GIVEN PROBLEM
Check each line of the listing for the string "ylabel", count the lines that have it, and answer with that number only.

»»

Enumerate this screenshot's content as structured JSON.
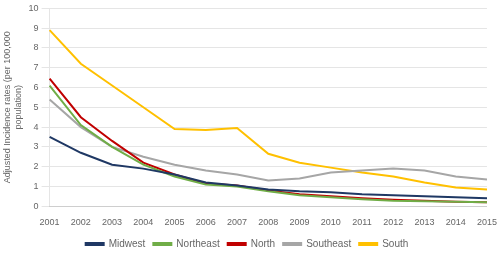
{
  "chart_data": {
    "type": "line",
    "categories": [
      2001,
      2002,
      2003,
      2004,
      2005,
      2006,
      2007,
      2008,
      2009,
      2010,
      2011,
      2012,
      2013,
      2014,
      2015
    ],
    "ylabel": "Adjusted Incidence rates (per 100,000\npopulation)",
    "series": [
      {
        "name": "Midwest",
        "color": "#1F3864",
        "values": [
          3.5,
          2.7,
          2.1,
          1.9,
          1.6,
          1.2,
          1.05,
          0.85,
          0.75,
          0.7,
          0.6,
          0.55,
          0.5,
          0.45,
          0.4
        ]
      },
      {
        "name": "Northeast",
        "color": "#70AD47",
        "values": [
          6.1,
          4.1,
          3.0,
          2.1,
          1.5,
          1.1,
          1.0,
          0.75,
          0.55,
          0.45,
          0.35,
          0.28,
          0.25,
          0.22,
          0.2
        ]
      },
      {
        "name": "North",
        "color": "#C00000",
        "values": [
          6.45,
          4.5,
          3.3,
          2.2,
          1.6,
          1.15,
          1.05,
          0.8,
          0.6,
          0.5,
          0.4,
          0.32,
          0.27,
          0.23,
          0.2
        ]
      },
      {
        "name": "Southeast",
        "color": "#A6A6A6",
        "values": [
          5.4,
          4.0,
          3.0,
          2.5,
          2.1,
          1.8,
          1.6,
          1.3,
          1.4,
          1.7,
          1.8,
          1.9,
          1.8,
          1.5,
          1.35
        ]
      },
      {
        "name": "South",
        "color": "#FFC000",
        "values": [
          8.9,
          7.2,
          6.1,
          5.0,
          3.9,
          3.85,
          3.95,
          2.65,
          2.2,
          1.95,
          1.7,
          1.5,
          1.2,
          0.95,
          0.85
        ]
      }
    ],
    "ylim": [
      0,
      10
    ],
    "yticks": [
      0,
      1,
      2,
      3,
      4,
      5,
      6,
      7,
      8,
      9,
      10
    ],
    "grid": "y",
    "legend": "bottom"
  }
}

««
»»

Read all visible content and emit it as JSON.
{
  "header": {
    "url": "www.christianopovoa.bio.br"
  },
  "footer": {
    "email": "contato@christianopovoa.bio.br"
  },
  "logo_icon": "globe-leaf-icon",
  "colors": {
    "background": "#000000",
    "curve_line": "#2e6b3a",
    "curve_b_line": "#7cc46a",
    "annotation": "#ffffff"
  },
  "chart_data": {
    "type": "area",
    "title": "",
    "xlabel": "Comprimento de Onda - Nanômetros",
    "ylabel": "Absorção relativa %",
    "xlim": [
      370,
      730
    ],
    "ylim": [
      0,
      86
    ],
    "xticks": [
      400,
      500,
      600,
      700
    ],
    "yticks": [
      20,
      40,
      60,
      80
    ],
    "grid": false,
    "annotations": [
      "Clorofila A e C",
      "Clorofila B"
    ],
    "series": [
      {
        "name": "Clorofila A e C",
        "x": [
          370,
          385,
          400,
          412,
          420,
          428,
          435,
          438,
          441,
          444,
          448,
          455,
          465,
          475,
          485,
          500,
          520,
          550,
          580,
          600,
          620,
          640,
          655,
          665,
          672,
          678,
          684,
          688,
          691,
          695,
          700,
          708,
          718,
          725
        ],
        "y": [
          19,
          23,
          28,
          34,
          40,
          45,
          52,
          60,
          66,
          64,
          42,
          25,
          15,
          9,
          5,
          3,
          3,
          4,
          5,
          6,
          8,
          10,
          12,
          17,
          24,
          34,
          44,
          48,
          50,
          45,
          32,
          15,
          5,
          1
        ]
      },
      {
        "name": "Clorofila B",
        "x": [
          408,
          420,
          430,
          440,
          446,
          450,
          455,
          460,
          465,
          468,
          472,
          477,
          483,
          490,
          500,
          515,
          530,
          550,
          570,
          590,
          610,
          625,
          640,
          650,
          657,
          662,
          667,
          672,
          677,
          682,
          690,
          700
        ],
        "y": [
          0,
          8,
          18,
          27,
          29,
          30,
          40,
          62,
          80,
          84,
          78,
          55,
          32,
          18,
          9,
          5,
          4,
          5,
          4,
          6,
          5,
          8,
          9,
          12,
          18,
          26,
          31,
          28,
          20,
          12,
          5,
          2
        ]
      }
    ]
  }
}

««
»»

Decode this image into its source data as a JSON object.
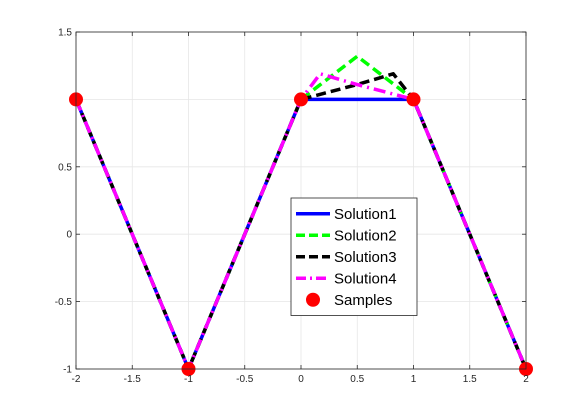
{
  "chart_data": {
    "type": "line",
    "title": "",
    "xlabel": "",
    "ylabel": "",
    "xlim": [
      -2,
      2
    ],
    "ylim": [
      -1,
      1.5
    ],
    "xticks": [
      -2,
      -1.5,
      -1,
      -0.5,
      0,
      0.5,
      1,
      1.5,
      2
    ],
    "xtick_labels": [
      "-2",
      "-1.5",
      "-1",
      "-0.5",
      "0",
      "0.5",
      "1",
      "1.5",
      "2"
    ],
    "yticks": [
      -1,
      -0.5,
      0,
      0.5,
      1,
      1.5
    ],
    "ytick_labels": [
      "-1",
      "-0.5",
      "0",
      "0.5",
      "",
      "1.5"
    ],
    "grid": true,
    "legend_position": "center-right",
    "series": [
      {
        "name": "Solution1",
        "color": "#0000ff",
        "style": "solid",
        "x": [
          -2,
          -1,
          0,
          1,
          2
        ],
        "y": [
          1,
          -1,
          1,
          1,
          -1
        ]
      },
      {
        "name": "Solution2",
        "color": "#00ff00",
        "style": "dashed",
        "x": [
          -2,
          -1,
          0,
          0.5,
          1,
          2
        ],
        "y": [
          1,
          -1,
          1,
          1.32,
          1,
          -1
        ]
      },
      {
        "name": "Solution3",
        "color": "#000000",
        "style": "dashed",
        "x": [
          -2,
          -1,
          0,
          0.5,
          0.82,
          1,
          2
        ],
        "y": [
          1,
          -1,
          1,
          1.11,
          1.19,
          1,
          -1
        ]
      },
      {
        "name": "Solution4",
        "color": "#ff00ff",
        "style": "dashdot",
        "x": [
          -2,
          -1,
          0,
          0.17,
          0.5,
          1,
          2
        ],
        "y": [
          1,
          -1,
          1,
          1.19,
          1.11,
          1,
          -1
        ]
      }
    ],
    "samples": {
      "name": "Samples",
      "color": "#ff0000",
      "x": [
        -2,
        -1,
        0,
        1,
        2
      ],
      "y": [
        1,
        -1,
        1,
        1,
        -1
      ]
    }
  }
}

««

TASK RESPONSE
3